### Your task
Pictures must be kept out of the copy. Every entry is to be duplicated exactly.

════

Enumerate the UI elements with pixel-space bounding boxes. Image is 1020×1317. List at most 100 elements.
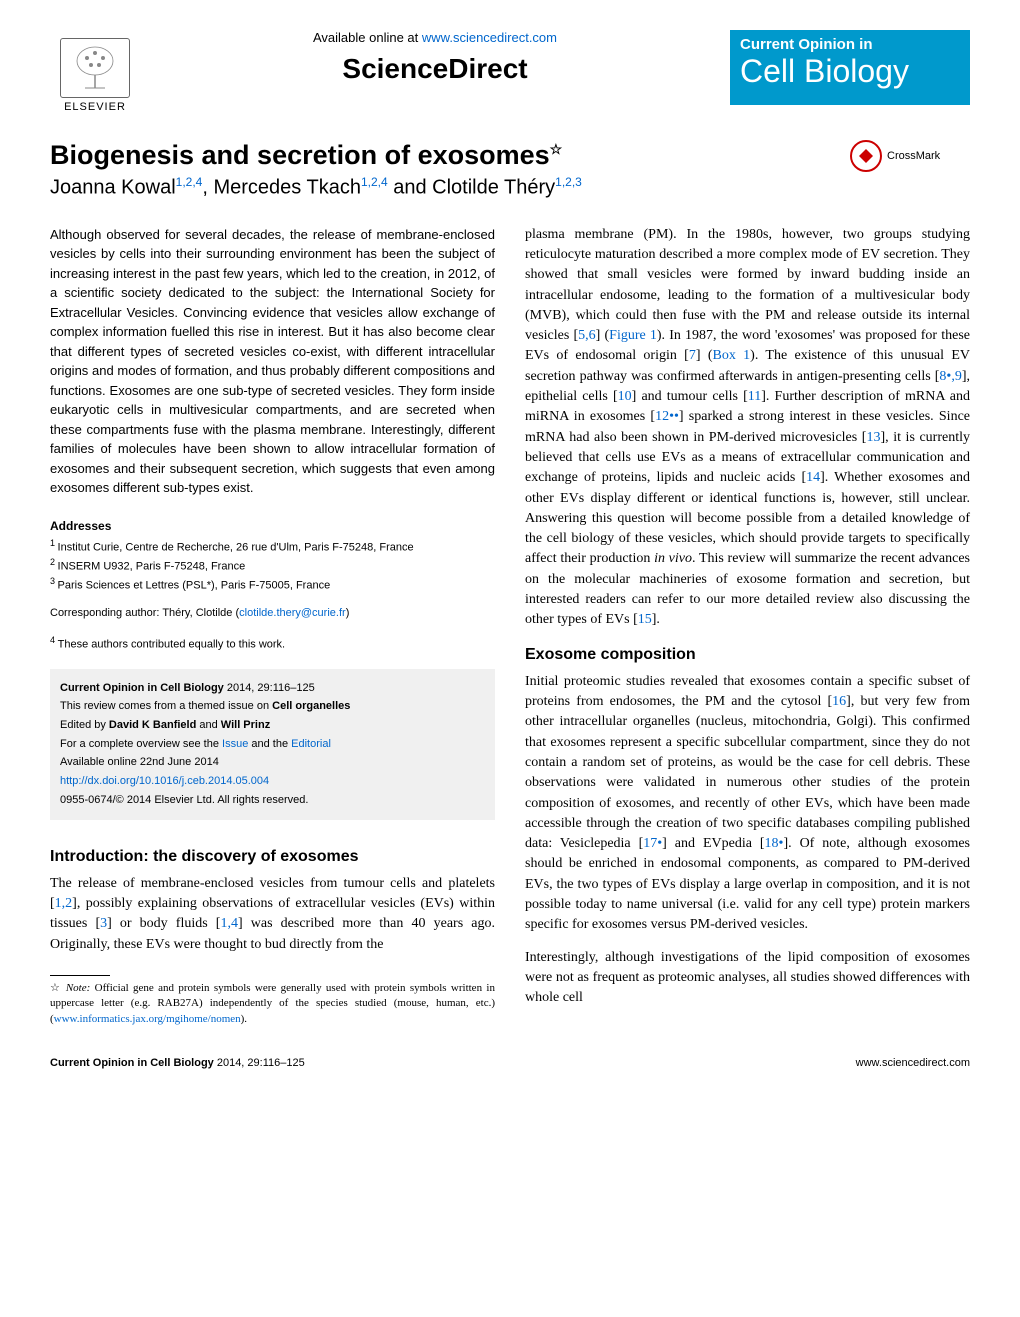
crossmark-badge[interactable]: CrossMark — [850, 140, 970, 172]
in-vivo: in vivo — [654, 551, 692, 566]
editor-and: and — [196, 719, 220, 731]
page-header: ELSEVIER Available online at www.science… — [50, 30, 970, 120]
review-theme: Cell organelles — [272, 700, 350, 712]
left-column: Although observed for several decades, t… — [50, 225, 495, 1027]
equal-text: These authors contributed equally to thi… — [58, 639, 285, 651]
review-from: This review comes from a themed issue on — [60, 700, 272, 712]
ref-12[interactable]: 12•• — [655, 409, 679, 424]
footer-journal: Current Opinion in Cell Biology — [50, 1057, 214, 1069]
overview-prefix: For a complete overview see the — [60, 738, 222, 750]
journal-badge: Current Opinion in Cell Biology — [730, 30, 970, 105]
journal-badge-main: Cell Biology — [740, 55, 960, 87]
address-2: INSERM U932, Paris F-75248, France — [58, 561, 246, 573]
ref-7[interactable]: 7 — [689, 348, 696, 363]
corresponding-email-link[interactable]: clotilde.thery@curie.fr — [239, 607, 346, 619]
equal-contribution: 4 These authors contributed equally to t… — [50, 634, 495, 654]
corresponding-close: ) — [346, 607, 350, 619]
author-1: Joanna Kowal — [50, 177, 176, 199]
elsevier-logo: ELSEVIER — [50, 30, 140, 120]
footnote-url-link[interactable]: www.informatics.jax.org/mgihome/nomen — [54, 1013, 241, 1025]
page-footer: Current Opinion in Cell Biology 2014, 29… — [50, 1057, 970, 1069]
edited-by: Edited by — [60, 719, 109, 731]
infobox-copyright: 0955-0674/© 2014 Elsevier Ltd. All right… — [60, 791, 485, 810]
footer-right: www.sciencedirect.com — [856, 1057, 970, 1069]
article-info-box: Current Opinion in Cell Biology 2014, 29… — [50, 669, 495, 820]
editorial-link[interactable]: Editorial — [291, 738, 331, 750]
exosome-composition-heading: Exosome composition — [525, 643, 970, 666]
title-star: ☆ — [550, 141, 563, 157]
abstract: Although observed for several decades, t… — [50, 225, 495, 498]
right-paragraph-3: Interestingly, although investigations o… — [525, 948, 970, 1009]
author-2: , Mercedes Tkach — [202, 177, 361, 199]
elsevier-text: ELSEVIER — [64, 101, 126, 113]
editor-1: David K Banfield — [109, 719, 196, 731]
infobox-doi: http://dx.doi.org/10.1016/j.ceb.2014.05.… — [60, 772, 485, 791]
title-text: Biogenesis and secretion of exosomes — [50, 140, 550, 170]
authors: Joanna Kowal1,2,4, Mercedes Tkach1,2,4 a… — [50, 175, 970, 200]
right-column: plasma membrane (PM). In the 1980s, howe… — [525, 225, 970, 1027]
journal-badge-top: Current Opinion in — [740, 36, 960, 53]
ref-8-9[interactable]: 8•,9 — [939, 369, 961, 384]
infobox-theme: This review comes from a themed issue on… — [60, 697, 485, 716]
address-1: Institut Curie, Centre de Recherche, 26 … — [58, 542, 414, 554]
affil-sup-2: 2 — [50, 557, 58, 567]
overview-and: and the — [248, 738, 291, 750]
author-1-affil: 1,2,4 — [176, 175, 203, 189]
crossmark-label: CrossMark — [887, 150, 940, 162]
footnote-separator — [50, 975, 110, 976]
introduction-heading: Introduction: the discovery of exosomes — [50, 845, 495, 868]
title-section: CrossMark Biogenesis and secretion of ex… — [50, 140, 970, 200]
footer-left: Current Opinion in Cell Biology 2014, 29… — [50, 1057, 305, 1069]
footer-pages: 2014, 29:116–125 — [214, 1057, 305, 1069]
editor-2: Will Prinz — [221, 719, 270, 731]
ref-1-4[interactable]: 1,4 — [220, 916, 238, 931]
rp1g: ] and tumour cells [ — [632, 389, 748, 404]
corresponding-label: Corresponding author: Théry, Clotilde ( — [50, 607, 239, 619]
infobox-overview: For a complete overview see the Issue an… — [60, 735, 485, 754]
equal-sup: 4 — [50, 635, 58, 645]
infobox-available-date: Available online 22nd June 2014 — [60, 753, 485, 772]
body-columns: Although observed for several decades, t… — [50, 225, 970, 1027]
sciencedirect-logo: ScienceDirect — [140, 53, 730, 85]
ref-16[interactable]: 16 — [832, 694, 846, 709]
addresses-heading: Addresses — [50, 518, 495, 535]
footnote-note-label: Note: — [66, 982, 90, 994]
ref-17[interactable]: 17• — [643, 836, 662, 851]
rp1m: ]. — [652, 612, 660, 627]
ref-5-6[interactable]: 5,6 — [578, 328, 596, 343]
year-pages: 2014, 29:116–125 — [224, 682, 315, 694]
issue-link[interactable]: Issue — [222, 738, 248, 750]
rp2b: ], but very few from other intracellular… — [525, 694, 970, 851]
ref-18[interactable]: 18• — [765, 836, 784, 851]
footnote: ☆ Note: Official gene and protein symbol… — [50, 981, 495, 1027]
right-paragraph-1: plasma membrane (PM). In the 1980s, howe… — [525, 225, 970, 631]
ref-15[interactable]: 15 — [638, 612, 652, 627]
addresses: 1 Institut Curie, Centre de Recherche, 2… — [50, 537, 495, 594]
ref-1-2[interactable]: 1,2 — [55, 896, 73, 911]
intro-paragraph: The release of membrane-enclosed vesicle… — [50, 874, 495, 955]
ref-11[interactable]: 11 — [748, 389, 761, 404]
header-center: Available online at www.sciencedirect.co… — [140, 30, 730, 85]
ref-14[interactable]: 14 — [806, 470, 820, 485]
author-3-affil: 1,2,3 — [555, 175, 582, 189]
address-3: Paris Sciences et Lettres (PSL*), Paris … — [58, 580, 331, 592]
rp1b: ] ( — [596, 328, 610, 343]
available-online-prefix: Available online at — [313, 30, 422, 45]
available-online: Available online at www.sciencedirect.co… — [140, 30, 730, 45]
ref-13[interactable]: 13 — [866, 430, 880, 445]
rp1d: ] ( — [696, 348, 713, 363]
corresponding-author: Corresponding author: Théry, Clotilde (c… — [50, 606, 495, 622]
article-title: Biogenesis and secretion of exosomes☆ — [50, 140, 970, 171]
infobox-editors: Edited by David K Banfield and Will Prin… — [60, 716, 485, 735]
rp1a: plasma membrane (PM). In the 1980s, howe… — [525, 227, 970, 343]
sciencedirect-url-link[interactable]: www.sciencedirect.com — [422, 30, 557, 45]
figure-1-link[interactable]: Figure 1 — [609, 328, 657, 343]
infobox-journal-ref: Current Opinion in Cell Biology 2014, 29… — [60, 679, 485, 698]
ref-10[interactable]: 10 — [618, 389, 632, 404]
author-2-affil: 1,2,4 — [361, 175, 388, 189]
doi-link[interactable]: http://dx.doi.org/10.1016/j.ceb.2014.05.… — [60, 775, 269, 787]
footnote-close: ). — [241, 1013, 247, 1025]
box-1-link[interactable]: Box 1 — [713, 348, 751, 363]
elsevier-tree-icon — [60, 38, 130, 98]
affil-sup-1: 1 — [50, 538, 58, 548]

════

### Reply to the exercise
Enumerate the UI elements with pixel-space bounding boxes. Image is 1020×1317. List at most 100 elements.
crossmark-badge[interactable]: CrossMark — [850, 140, 970, 172]
in-vivo: in vivo — [654, 551, 692, 566]
editor-and: and — [196, 719, 220, 731]
page-header: ELSEVIER Available online at www.science… — [50, 30, 970, 120]
review-theme: Cell organelles — [272, 700, 350, 712]
left-column: Although observed for several decades, t… — [50, 225, 495, 1027]
equal-text: These authors contributed equally to thi… — [58, 639, 285, 651]
review-from: This review comes from a themed issue on — [60, 700, 272, 712]
ref-12[interactable]: 12•• — [655, 409, 679, 424]
footer-journal: Current Opinion in Cell Biology — [50, 1057, 214, 1069]
overview-prefix: For a complete overview see the — [60, 738, 222, 750]
journal-badge: Current Opinion in Cell Biology — [730, 30, 970, 105]
journal-badge-main: Cell Biology — [740, 55, 960, 87]
address-2: INSERM U932, Paris F-75248, France — [58, 561, 246, 573]
ref-7[interactable]: 7 — [689, 348, 696, 363]
corresponding-email-link[interactable]: clotilde.thery@curie.fr — [239, 607, 346, 619]
equal-contribution: 4 These authors contributed equally to t… — [50, 634, 495, 654]
corresponding-close: ) — [346, 607, 350, 619]
author-1: Joanna Kowal — [50, 177, 176, 199]
elsevier-logo: ELSEVIER — [50, 30, 140, 120]
footnote-url-link[interactable]: www.informatics.jax.org/mgihome/nomen — [54, 1013, 241, 1025]
page-footer: Current Opinion in Cell Biology 2014, 29… — [50, 1057, 970, 1069]
edited-by: Edited by — [60, 719, 109, 731]
infobox-copyright: 0955-0674/© 2014 Elsevier Ltd. All right… — [60, 791, 485, 810]
footer-right: www.sciencedirect.com — [856, 1057, 970, 1069]
article-info-box: Current Opinion in Cell Biology 2014, 29… — [50, 669, 495, 820]
editorial-link[interactable]: Editorial — [291, 738, 331, 750]
exosome-composition-heading: Exosome composition — [525, 643, 970, 666]
title-star: ☆ — [550, 141, 563, 157]
abstract: Although observed for several decades, t… — [50, 225, 495, 498]
right-paragraph-3: Interestingly, although investigations o… — [525, 948, 970, 1009]
author-2: , Mercedes Tkach — [202, 177, 361, 199]
elsevier-text: ELSEVIER — [64, 101, 126, 113]
editor-1: David K Banfield — [109, 719, 196, 731]
infobox-doi: http://dx.doi.org/10.1016/j.ceb.2014.05.… — [60, 772, 485, 791]
title-text: Biogenesis and secretion of exosomes — [50, 140, 550, 170]
authors: Joanna Kowal1,2,4, Mercedes Tkach1,2,4 a… — [50, 175, 970, 200]
right-column: plasma membrane (PM). In the 1980s, howe… — [525, 225, 970, 1027]
journal-badge-top: Current Opinion in — [740, 36, 960, 53]
ref-8-9[interactable]: 8•,9 — [939, 369, 961, 384]
infobox-theme: This review comes from a themed issue on… — [60, 697, 485, 716]
address-1: Institut Curie, Centre de Recherche, 26 … — [58, 542, 414, 554]
affil-sup-2: 2 — [50, 557, 58, 567]
overview-and: and the — [248, 738, 291, 750]
author-1-affil: 1,2,4 — [176, 175, 203, 189]
crossmark-label: CrossMark — [887, 150, 940, 162]
footnote-separator — [50, 975, 110, 976]
introduction-heading: Introduction: the discovery of exosomes — [50, 845, 495, 868]
title-section: CrossMark Biogenesis and secretion of ex… — [50, 140, 970, 200]
footer-left: Current Opinion in Cell Biology 2014, 29… — [50, 1057, 305, 1069]
footer-pages: 2014, 29:116–125 — [214, 1057, 305, 1069]
editor-2: Will Prinz — [221, 719, 270, 731]
ref-1-4[interactable]: 1,4 — [220, 916, 238, 931]
rp1g: ] and tumour cells [ — [632, 389, 748, 404]
corresponding-label: Corresponding author: Théry, Clotilde ( — [50, 607, 239, 619]
infobox-overview: For a complete overview see the Issue an… — [60, 735, 485, 754]
equal-sup: 4 — [50, 635, 58, 645]
infobox-available-date: Available online 22nd June 2014 — [60, 753, 485, 772]
body-columns: Although observed for several decades, t… — [50, 225, 970, 1027]
sciencedirect-logo: ScienceDirect — [140, 53, 730, 85]
ref-16[interactable]: 16 — [832, 694, 846, 709]
addresses-heading: Addresses — [50, 518, 495, 535]
footnote-note-label: Note: — [66, 982, 90, 994]
ref-17[interactable]: 17• — [643, 836, 662, 851]
rp1m: ]. — [652, 612, 660, 627]
ref-5-6[interactable]: 5,6 — [578, 328, 596, 343]
year-pages: 2014, 29:116–125 — [224, 682, 315, 694]
issue-link[interactable]: Issue — [222, 738, 248, 750]
rp2b: ], but very few from other intracellular… — [525, 694, 970, 851]
ref-18[interactable]: 18• — [765, 836, 784, 851]
footnote: ☆ Note: Official gene and protein symbol… — [50, 981, 495, 1027]
right-paragraph-1: plasma membrane (PM). In the 1980s, howe… — [525, 225, 970, 631]
ref-15[interactable]: 15 — [638, 612, 652, 627]
addresses: 1 Institut Curie, Centre de Recherche, 2… — [50, 537, 495, 594]
ref-1-2[interactable]: 1,2 — [55, 896, 73, 911]
intro-paragraph: The release of membrane-enclosed vesicle… — [50, 874, 495, 955]
ref-11[interactable]: 11 — [748, 389, 761, 404]
header-center: Available online at www.sciencedirect.co… — [140, 30, 730, 85]
ref-14[interactable]: 14 — [806, 470, 820, 485]
author-3-affil: 1,2,3 — [555, 175, 582, 189]
address-3: Paris Sciences et Lettres (PSL*), Paris … — [58, 580, 331, 592]
rp1b: ] ( — [596, 328, 610, 343]
available-online-prefix: Available online at — [313, 30, 422, 45]
available-online: Available online at www.sciencedirect.co… — [140, 30, 730, 45]
ref-13[interactable]: 13 — [866, 430, 880, 445]
rp1d: ] ( — [696, 348, 713, 363]
corresponding-author: Corresponding author: Théry, Clotilde (c… — [50, 606, 495, 622]
article-title: Biogenesis and secretion of exosomes☆ — [50, 140, 970, 171]
infobox-editors: Edited by David K Banfield and Will Prin… — [60, 716, 485, 735]
rp1a: plasma membrane (PM). In the 1980s, howe… — [525, 227, 970, 343]
sciencedirect-url-link[interactable]: www.sciencedirect.com — [422, 30, 557, 45]
figure-1-link[interactable]: Figure 1 — [609, 328, 657, 343]
infobox-journal-ref: Current Opinion in Cell Biology 2014, 29… — [60, 679, 485, 698]
ref-10[interactable]: 10 — [618, 389, 632, 404]
author-2-affil: 1,2,4 — [361, 175, 388, 189]
doi-link[interactable]: http://dx.doi.org/10.1016/j.ceb.2014.05.… — [60, 775, 269, 787]
footnote-close: ). — [241, 1013, 247, 1025]
box-1-link[interactable]: Box 1 — [713, 348, 751, 363]
elsevier-tree-icon — [60, 38, 130, 98]
affil-sup-1: 1 — [50, 538, 58, 548]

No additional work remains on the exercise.